- Extrait fourni:
++++++++

Le
monde de la presse est en perpétuel changement
Et le mouvement qui l'anime n'épargne pas cette forme
marginale - et donc particulièrement sensible - d'activité
journalistique qu'est le dessin de presse. Ainsi, depuis la
fin de nos entretiens, de nombreuses choses ont changé
pour nos caricaturistes: Moto ne dessine plus pour La Dernière
Heure depuis fin février, laissant une place quotidienne
à Gérard, Vadot a encore accru sa collaboration
au Vif-L'Express, au détriment de sa participation au
Soir et de Cécile Bertrand, Sondron a illustré
la reconstitution d'une évasion pour le journal d'RTL
TVI, les dessins de Kroll "contre" le PS commencent
à déranger l'administration de la RTBF,
Rien n'est donc immuable et notre étude était
bien une "radioscopie du dessin de presse en Belgique francophone",
tel qu'il se présentait à un moment donné.
Elle s'avère en fin de compte tout aussi périssable
que tous ces ouvrages sur la presse écrite qui nous ont
été néanmoins très utiles.
Bien entendu, afin de dresser un état de la question
- et puisque le journal est différent tous les jours
-, nous avons dû suivre la presse quotidienne sur un certain
intervalle de temps (du 1er octobre 1997 au 31 mars 1998) et
interroger les dessinateurs au sujet de leur collaboration du
moins durant cette période. Celle-ci fut d'ailleurs marquée
par la naissance d'un nouveau quotidien: Le Matin. Mais nous
ne disposions pas d'assez d'éléments pour mener
une étude aussi poussée que pour ses trois concurrents
de la presse nationale francophone. De plus, nous n'avons pu
ignorer plusieurs faits importants s'étant produits en
dehors de cette période tels que les collaborations antérieures
ou exceptionnelles d'autres dessinateurs, ou les numéros
entièrement illustrés par des dessins, dont le
dernier en date est le Soir du 21 avril 1998. Ainsi, d'une part,
nous avons pu dresser un tableau de la situation générale
actuelle des dessinateurs dans la presse belge. Grâce
à un détour préalable par une histoire
de la caricature, nous avons pu préciser le sens de son
évolution. Un bilan de santé de la presse belge
nous a permis d'expliquer ce sens. D'autre part, une enquête
de terrain nous aura mené à préciser la
place des caricaturistes dans chacun des organes de presse nationaux.
"La Belgique a une grande chance, c'est d'avoir beaucoup
de dessinateurs et un petit inconvénient, celui de ne
pas avoir beaucoup de caricaturistes qui s'adressent à
l'actualité. Il manquerait en général aux
caricaturistes la qualité de journaliste politique suivant
ce qui se passe semaine après semaine." (2)

++++++++

- Entrées enregistrées:
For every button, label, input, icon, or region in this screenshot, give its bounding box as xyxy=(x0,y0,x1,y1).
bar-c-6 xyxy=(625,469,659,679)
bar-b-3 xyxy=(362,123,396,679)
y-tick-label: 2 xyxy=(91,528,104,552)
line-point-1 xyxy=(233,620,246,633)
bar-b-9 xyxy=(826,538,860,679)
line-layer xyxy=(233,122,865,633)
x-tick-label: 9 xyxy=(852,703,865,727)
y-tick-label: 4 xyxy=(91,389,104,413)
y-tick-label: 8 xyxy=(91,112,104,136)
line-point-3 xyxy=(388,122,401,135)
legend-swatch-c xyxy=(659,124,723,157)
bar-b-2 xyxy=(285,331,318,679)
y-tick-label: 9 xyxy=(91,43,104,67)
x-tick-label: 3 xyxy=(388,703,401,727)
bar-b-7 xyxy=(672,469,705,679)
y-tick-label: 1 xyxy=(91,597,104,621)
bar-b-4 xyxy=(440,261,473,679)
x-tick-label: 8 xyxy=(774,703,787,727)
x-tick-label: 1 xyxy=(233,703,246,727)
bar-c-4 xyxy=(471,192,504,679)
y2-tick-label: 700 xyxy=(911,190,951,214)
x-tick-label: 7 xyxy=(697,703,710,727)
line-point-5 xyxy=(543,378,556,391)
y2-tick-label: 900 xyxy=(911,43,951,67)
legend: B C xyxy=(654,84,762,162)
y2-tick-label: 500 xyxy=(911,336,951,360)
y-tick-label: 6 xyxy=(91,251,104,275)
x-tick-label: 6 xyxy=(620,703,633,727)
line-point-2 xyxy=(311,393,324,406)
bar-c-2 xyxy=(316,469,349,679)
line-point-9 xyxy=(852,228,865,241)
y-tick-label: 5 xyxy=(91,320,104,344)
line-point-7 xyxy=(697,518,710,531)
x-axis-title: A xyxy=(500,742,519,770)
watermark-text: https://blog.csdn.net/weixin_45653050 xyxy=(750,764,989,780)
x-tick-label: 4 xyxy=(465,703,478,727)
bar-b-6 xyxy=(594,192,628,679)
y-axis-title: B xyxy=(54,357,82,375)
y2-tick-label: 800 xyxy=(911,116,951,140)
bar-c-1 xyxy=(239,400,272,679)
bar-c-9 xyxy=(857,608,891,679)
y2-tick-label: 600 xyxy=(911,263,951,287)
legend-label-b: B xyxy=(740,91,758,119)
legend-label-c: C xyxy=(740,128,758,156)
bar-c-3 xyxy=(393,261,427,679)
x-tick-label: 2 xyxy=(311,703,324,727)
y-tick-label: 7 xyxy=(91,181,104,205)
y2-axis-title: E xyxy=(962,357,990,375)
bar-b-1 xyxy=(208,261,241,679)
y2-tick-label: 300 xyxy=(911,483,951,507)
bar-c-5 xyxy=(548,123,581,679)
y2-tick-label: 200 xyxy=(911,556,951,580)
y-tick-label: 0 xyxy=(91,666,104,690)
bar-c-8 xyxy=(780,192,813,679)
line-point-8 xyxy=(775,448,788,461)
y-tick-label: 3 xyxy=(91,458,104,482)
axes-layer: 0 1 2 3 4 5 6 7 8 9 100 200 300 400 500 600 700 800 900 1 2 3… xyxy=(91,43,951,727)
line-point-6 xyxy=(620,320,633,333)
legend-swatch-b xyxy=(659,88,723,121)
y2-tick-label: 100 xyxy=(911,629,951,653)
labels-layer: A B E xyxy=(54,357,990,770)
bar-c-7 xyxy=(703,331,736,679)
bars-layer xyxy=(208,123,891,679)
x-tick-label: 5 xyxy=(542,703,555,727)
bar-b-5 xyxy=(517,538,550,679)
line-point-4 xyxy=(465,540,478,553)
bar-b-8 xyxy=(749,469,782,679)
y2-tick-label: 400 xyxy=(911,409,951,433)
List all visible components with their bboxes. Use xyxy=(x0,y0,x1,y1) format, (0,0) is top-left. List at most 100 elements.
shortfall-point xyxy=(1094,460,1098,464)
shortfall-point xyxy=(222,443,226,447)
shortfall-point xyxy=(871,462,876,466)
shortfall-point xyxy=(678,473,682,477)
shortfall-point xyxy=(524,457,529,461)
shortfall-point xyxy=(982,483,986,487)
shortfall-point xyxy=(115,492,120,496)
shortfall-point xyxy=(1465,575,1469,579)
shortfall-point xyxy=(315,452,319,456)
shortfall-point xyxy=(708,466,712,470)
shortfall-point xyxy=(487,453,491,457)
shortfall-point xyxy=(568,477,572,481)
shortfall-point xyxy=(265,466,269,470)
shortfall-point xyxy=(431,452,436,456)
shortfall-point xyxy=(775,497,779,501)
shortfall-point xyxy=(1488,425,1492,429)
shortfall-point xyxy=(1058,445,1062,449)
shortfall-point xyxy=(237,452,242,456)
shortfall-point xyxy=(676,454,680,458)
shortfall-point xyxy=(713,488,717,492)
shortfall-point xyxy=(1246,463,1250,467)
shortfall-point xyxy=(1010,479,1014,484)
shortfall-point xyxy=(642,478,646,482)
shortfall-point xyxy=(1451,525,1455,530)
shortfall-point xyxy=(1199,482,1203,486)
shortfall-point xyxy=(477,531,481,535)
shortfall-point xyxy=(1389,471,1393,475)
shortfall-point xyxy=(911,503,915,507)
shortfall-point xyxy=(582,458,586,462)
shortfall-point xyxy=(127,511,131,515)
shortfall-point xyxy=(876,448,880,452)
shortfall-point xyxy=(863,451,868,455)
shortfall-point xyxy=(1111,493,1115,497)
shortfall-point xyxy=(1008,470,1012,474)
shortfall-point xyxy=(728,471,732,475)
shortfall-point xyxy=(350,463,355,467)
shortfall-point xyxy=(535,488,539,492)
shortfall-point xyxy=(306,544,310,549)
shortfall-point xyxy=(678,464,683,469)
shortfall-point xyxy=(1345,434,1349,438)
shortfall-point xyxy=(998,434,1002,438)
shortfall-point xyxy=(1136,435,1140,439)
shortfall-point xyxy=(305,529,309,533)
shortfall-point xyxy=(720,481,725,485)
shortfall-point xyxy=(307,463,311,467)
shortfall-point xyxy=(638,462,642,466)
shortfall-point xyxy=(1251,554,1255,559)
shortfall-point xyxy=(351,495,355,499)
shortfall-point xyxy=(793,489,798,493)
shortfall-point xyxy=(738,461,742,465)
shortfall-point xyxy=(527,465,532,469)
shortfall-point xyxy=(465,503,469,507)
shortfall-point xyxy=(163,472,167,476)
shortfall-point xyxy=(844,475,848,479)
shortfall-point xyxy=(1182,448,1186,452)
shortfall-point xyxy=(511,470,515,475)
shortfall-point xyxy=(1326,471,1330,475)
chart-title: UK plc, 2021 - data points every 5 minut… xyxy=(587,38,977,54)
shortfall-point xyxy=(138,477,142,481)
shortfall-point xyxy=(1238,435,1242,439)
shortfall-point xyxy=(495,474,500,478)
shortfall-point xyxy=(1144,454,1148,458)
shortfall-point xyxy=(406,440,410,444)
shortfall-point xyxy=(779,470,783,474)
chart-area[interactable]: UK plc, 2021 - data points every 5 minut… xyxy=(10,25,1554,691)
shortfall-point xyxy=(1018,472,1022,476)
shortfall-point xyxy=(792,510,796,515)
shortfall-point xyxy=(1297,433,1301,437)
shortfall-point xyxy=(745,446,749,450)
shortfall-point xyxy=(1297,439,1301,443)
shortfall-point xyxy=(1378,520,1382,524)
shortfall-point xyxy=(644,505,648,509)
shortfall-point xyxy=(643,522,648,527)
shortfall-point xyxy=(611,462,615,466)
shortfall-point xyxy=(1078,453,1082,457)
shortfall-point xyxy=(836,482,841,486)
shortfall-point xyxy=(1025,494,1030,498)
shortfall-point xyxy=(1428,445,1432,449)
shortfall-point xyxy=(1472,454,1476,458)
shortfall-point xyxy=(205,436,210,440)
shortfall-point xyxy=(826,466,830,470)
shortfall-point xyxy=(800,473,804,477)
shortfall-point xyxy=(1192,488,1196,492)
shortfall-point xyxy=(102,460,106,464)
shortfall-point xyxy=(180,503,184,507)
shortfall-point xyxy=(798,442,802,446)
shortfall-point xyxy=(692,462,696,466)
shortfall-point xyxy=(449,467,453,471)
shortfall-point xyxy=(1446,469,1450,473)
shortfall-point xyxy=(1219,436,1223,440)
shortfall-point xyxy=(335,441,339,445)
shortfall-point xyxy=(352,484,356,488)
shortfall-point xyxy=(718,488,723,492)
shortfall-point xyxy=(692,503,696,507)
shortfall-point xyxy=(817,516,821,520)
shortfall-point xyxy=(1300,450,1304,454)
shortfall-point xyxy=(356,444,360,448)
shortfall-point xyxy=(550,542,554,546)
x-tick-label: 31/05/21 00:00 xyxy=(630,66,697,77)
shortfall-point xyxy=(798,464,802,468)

++++++++

- À faire:
A: Transformez en liste JSON de chaînes, une chaîne par ligne et sans les lignes vides, les lignes des enregistrements : commencez à la première ligne des enregistrements et arrêtez-vous après celle qui contient "bar-b-4 xyxy=(440,261,473,679)".
B: Poursuivez le texte sur le dessin de presse en Belgique francophone à partir de l'endroit où il s'arrête.

- Réponses dans l'ordre:
A:
[
  "For every button, label, input, icon, or region in this screenshot, give its bounding box as xyxy=(x0,y0,x1,y1).",
  "bar-c-6 xyxy=(625,469,659,679)",
  "bar-b-3 xyxy=(362,123,396,679)",
  "y-tick-label: 2 xyxy=(91,528,104,552)",
  "line-point-1 xyxy=(233,620,246,633)",
  "bar-b-9 xyxy=(826,538,860,679)",
  "line-layer xyxy=(233,122,865,633)",
  "x-tick-label: 9 xyxy=(852,703,865,727)",
  "y-tick-label: 4 xyxy=(91,389,104,413)",
  "y-tick-label: 8 xyxy=(91,112,104,136)",
  "line-point-3 xyxy=(388,122,401,135)",
  "legend-swatch-c xyxy=(659,124,723,157)",
  "bar-b-2 xyxy=(285,331,318,679)",
  "y-tick-label: 9 xyxy=(91,43,104,67)",
  "x-tick-label: 3 xyxy=(388,703,401,727)",
  "bar-b-7 xyxy=(672,469,705,679)",
  "y-tick-label: 1 xyxy=(91,597,104,621)",
  "bar-b-4 xyxy=(440,261,473,679)"
]

B:
Au bout de notre étude, nous sommes arrivés à
deux constats principaux. Le premier n'est en fait que la confirmation
d'une impression que nous avions dès le départ,
à savoir que la presse belge (wallonne) actuelle accorde
relativement peu de place aux caricaturistes, du moins par rapport
à la même presse au XIXème siècle
(ce que nous avons démontré) et par rapport à
la presse française (ce qui est apparu clairement suite
à nos recherches et au cours de nos interviews mais que
nous n'avons pas démontré explicitement). A présent,
nous sommes en mesure d'affirmer que le phénomène
de raréfaction et "d'aseptisation" des caricatures
participe du déclin généralisé de
la presse, dont les marges de manuvre sont désormais
bornées par la nécessité de "ratisser
large". Autrement dit, afin de satisfaire le plus grand
nombre de lecteurs, les organes de presse se voit contraints
d'observer toujours plus de neutralité et de prudence.
Dans une telle perspective, on comprend que le "dessin
d'opinion" n'intéresse plus les décideurs
qui lui préfèrent dès lors, comme dans
la presse locale, l'illustration d'humour, désengagée,
sympathique, inoffensive.
Le deuxième constat invite au contraire à penser
que le dessin de presse en Wallonie serait en train de susciter
un certain regain d'intérêt, notamment dans les
journaux nationaux. Parmi les signaux que nous avons identifiés,
rappelons que: Royer prend place dans la page "Débats"
consacrée aux personnalités issues des milieux
politiques, universitaires, etc., dans un Soir comptant une
quinzaine de dessinateurs occasionnels; La Libre Belgique se
dote d'un dessinateur attitré et très impliqué
dans la politique éditoriale (Clou); les collaborations
de Gérard et Moto se régularisent dès le
passage de La Dernière Heure en format tabloïde;
et enfin, le jeune Matin fait appel à cinq caricaturistes,
alors que ses vieux ascendants n'y avaient presque jamais recours.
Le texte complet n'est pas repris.